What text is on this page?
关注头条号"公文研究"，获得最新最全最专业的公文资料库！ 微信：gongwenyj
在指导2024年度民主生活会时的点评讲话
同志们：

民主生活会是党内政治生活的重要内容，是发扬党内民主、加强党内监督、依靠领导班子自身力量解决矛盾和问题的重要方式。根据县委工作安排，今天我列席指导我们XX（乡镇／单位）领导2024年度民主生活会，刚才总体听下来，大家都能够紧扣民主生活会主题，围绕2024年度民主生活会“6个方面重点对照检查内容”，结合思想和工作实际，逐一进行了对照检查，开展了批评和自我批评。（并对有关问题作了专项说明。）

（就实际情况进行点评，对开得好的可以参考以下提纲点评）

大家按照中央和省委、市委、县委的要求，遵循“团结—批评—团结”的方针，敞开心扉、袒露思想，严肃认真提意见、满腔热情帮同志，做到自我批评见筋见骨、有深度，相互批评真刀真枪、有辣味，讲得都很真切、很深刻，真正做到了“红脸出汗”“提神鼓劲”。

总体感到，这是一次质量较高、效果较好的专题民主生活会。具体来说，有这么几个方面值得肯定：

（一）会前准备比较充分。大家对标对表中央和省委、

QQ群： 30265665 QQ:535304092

********************

■ WRITTEN INSTRUCTION ■
Your task is to transcribe the listing above in full, exactly as given.

■ WRITTEN REPLY ■
What text is on this page?
关注头条号"公文研究"，获得最新最全最专业的公文资料库！ 微信：gongwenyj
在指导2024年度民主生活会时的点评讲话
同志们：

民主生活会是党内政治生活的重要内容，是发扬党内民主、加强党内监督、依靠领导班子自身力量解决矛盾和问题的重要方式。根据县委工作安排，今天我列席指导我们XX（乡镇／单位）领导2024年度民主生活会，刚才总体听下来，大家都能够紧扣民主生活会主题，围绕2024年度民主生活会“6个方面重点对照检查内容”，结合思想和工作实际，逐一进行了对照检查，开展了批评和自我批评。（并对有关问题作了专项说明。）

（就实际情况进行点评，对开得好的可以参考以下提纲点评）

大家按照中央和省委、市委、县委的要求，遵循“团结—批评—团结”的方针，敞开心扉、袒露思想，严肃认真提意见、满腔热情帮同志，做到自我批评见筋见骨、有深度，相互批评真刀真枪、有辣味，讲得都很真切、很深刻，真正做到了“红脸出汗”“提神鼓劲”。

总体感到，这是一次质量较高、效果较好的专题民主生活会。具体来说，有这么几个方面值得肯定：

（一）会前准备比较充分。大家对标对表中央和省委、

QQ群： 30265665 QQ:535304092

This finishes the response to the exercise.